### Rows

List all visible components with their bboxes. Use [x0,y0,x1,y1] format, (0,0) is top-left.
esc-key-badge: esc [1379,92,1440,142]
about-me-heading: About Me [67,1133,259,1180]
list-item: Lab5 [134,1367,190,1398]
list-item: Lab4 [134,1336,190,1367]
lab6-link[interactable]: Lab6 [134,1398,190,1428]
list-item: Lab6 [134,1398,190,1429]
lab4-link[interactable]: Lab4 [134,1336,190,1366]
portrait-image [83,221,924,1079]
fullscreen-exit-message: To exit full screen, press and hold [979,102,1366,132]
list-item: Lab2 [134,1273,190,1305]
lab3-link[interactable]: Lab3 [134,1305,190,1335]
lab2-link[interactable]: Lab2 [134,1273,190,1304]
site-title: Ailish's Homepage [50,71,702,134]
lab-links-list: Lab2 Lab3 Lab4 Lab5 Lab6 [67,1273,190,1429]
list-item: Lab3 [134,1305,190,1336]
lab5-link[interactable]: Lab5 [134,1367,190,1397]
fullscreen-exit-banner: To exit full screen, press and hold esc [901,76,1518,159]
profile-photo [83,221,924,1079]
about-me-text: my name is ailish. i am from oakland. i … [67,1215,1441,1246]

######
### Rows

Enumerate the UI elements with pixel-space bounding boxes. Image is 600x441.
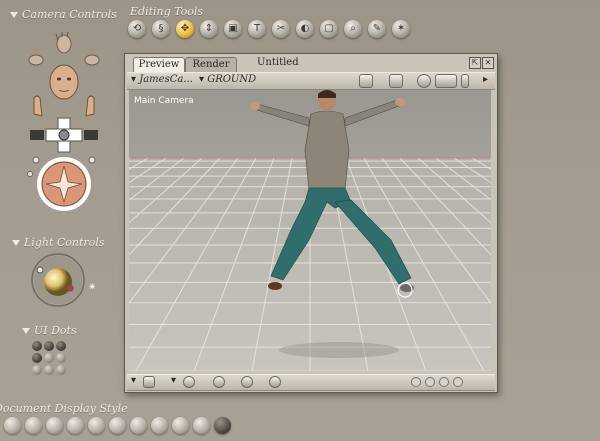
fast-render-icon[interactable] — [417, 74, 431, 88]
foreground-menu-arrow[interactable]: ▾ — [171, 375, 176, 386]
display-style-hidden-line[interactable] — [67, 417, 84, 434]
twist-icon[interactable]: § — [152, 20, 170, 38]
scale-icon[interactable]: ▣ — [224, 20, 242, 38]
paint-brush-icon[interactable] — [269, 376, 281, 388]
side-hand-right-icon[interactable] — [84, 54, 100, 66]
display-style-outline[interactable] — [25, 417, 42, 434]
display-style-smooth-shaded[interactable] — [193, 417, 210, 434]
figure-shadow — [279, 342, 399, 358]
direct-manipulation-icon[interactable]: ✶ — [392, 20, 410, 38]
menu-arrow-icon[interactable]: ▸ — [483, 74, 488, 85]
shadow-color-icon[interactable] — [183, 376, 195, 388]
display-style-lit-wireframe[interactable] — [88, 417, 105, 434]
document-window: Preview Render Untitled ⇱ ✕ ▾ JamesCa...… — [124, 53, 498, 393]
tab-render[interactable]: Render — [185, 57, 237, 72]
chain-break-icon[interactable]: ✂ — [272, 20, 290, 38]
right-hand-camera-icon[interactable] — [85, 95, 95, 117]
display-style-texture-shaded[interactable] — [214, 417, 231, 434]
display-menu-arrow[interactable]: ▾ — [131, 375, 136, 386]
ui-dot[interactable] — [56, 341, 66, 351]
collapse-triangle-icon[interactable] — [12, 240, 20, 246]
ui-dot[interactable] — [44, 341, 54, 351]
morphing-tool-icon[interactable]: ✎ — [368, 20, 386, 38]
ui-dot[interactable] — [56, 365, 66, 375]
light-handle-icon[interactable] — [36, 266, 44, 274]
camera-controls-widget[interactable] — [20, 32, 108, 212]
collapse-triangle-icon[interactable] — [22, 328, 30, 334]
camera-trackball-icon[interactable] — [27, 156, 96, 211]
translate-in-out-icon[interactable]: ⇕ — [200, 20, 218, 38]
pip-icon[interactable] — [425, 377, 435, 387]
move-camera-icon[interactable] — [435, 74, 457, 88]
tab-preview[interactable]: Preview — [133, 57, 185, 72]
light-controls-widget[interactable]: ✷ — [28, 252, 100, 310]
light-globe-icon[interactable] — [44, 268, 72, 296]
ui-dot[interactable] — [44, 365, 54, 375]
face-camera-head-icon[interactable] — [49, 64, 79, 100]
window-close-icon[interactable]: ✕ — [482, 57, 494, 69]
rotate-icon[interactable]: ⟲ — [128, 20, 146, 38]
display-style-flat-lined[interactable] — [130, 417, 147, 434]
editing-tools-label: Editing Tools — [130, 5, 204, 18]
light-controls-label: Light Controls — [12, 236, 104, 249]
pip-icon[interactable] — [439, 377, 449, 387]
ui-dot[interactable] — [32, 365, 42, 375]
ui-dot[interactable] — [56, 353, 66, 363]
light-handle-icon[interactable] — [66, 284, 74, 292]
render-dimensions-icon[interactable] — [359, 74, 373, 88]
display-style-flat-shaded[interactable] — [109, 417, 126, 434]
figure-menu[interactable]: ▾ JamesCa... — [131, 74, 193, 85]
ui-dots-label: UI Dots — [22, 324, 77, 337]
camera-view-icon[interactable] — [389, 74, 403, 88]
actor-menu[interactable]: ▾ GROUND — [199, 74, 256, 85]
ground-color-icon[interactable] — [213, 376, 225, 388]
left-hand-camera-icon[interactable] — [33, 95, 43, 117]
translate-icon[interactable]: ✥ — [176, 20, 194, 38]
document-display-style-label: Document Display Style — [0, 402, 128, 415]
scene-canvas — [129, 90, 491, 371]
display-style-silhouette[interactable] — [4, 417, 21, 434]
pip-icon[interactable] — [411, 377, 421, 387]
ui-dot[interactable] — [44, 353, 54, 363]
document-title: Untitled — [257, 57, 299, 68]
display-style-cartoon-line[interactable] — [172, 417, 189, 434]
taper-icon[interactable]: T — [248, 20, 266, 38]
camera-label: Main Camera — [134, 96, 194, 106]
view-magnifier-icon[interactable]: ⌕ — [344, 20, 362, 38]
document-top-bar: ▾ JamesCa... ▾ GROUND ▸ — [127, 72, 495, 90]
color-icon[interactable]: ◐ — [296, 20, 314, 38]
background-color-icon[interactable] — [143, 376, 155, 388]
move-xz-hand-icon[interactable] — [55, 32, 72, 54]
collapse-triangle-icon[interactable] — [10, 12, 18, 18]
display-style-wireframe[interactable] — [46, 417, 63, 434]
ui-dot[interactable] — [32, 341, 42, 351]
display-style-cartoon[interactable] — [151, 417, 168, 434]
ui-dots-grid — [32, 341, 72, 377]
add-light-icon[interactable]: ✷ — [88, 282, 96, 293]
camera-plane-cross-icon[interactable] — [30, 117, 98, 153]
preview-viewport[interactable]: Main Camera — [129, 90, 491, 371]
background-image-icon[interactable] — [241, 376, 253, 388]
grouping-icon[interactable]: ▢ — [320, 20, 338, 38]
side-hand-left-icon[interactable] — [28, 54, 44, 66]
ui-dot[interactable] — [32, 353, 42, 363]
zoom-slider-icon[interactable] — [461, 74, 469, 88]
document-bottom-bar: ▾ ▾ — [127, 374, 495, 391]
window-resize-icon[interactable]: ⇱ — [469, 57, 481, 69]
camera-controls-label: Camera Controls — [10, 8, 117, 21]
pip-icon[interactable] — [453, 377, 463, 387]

######
### Rows

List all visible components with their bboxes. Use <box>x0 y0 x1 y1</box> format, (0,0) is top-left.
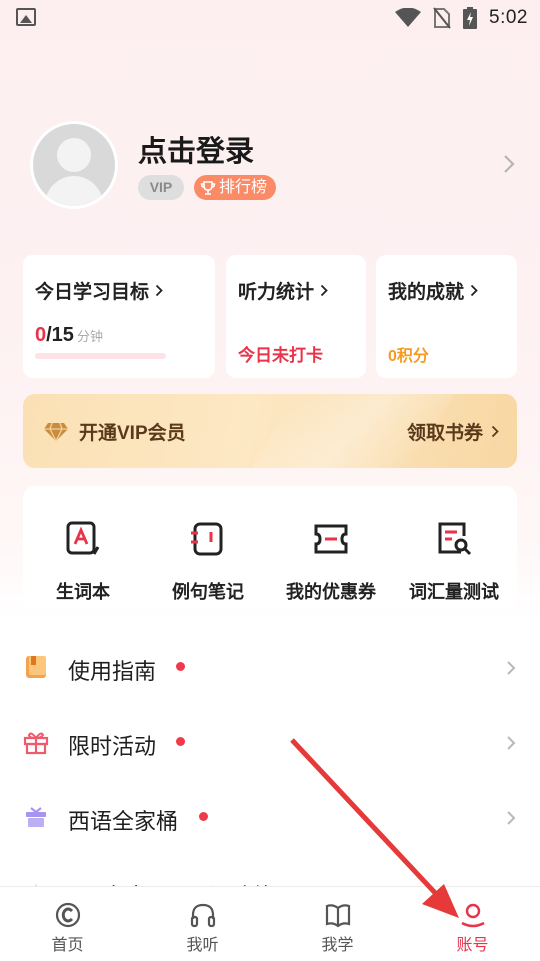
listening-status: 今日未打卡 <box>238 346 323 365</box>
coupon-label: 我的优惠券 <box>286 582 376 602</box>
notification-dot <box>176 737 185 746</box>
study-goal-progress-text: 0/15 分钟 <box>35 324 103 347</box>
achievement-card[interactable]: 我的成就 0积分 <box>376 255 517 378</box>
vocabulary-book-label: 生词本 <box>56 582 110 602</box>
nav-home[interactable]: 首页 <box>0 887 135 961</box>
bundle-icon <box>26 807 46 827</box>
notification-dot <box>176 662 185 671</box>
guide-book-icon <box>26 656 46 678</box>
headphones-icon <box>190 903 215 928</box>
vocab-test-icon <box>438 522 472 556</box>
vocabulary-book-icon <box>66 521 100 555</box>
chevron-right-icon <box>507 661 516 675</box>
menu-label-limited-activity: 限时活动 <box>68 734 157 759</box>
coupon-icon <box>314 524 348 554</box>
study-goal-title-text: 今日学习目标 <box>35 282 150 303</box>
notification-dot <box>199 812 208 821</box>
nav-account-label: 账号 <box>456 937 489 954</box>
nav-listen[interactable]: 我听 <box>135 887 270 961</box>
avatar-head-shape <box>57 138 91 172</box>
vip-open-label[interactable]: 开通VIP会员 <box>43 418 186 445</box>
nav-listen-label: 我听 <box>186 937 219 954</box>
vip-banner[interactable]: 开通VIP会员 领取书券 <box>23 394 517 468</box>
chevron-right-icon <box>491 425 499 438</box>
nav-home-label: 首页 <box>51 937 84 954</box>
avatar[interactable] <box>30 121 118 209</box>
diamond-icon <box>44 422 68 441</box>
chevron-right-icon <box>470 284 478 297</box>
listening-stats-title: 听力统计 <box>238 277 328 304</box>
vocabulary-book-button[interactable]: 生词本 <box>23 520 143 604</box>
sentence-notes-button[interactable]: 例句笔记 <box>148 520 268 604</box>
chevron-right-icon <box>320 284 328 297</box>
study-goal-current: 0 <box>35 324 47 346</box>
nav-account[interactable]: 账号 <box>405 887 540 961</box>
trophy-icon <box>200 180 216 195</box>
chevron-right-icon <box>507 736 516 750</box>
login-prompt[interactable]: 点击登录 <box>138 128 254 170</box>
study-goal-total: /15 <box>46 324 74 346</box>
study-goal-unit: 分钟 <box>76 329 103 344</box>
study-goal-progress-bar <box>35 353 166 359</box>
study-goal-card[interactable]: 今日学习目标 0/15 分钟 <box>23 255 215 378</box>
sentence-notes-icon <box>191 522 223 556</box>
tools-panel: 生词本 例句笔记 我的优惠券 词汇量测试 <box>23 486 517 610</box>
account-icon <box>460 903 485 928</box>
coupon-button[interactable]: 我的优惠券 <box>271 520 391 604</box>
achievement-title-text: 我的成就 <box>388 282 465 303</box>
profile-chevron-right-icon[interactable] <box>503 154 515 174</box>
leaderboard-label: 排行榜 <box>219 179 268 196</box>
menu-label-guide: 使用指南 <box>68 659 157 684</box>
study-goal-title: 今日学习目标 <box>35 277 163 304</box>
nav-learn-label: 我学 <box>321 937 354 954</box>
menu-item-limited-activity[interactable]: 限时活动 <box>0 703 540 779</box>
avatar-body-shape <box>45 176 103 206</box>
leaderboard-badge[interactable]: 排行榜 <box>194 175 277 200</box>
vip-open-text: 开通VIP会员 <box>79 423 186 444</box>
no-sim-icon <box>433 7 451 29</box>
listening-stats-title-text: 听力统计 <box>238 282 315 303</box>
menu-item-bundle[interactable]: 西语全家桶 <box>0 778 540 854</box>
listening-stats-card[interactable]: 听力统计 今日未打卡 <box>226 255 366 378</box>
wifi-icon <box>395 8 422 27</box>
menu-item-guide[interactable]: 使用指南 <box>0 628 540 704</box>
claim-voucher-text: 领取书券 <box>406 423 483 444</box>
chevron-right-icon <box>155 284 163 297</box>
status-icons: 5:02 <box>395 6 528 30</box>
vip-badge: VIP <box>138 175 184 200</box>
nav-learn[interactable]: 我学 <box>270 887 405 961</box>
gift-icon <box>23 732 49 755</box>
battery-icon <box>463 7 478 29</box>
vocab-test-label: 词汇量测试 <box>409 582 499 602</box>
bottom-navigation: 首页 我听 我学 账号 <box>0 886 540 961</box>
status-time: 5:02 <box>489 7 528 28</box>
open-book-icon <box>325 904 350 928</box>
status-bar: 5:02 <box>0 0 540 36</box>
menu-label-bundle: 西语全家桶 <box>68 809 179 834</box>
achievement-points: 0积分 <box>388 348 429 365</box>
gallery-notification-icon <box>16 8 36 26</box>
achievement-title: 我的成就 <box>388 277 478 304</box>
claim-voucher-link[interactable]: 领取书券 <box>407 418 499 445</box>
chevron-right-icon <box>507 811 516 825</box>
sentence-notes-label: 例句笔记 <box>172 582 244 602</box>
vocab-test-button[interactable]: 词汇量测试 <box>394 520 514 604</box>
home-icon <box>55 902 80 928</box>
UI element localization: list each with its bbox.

######

• _What the task asks_: Can you retype the items from the line with "fast-render-icon[interactable] — [417, 74, 431, 88]" up to and including the line with "side-hand-right-icon[interactable] — [84, 54, 100, 66]", keeping every character as it appears?

• _Task output_:
fast-render-icon[interactable] — [417, 74, 431, 88]
foreground-menu-arrow[interactable]: ▾ — [171, 375, 176, 386]
display-style-hidden-line[interactable] — [67, 417, 84, 434]
twist-icon[interactable]: § — [152, 20, 170, 38]
scale-icon[interactable]: ▣ — [224, 20, 242, 38]
paint-brush-icon[interactable] — [269, 376, 281, 388]
side-hand-right-icon[interactable] — [84, 54, 100, 66]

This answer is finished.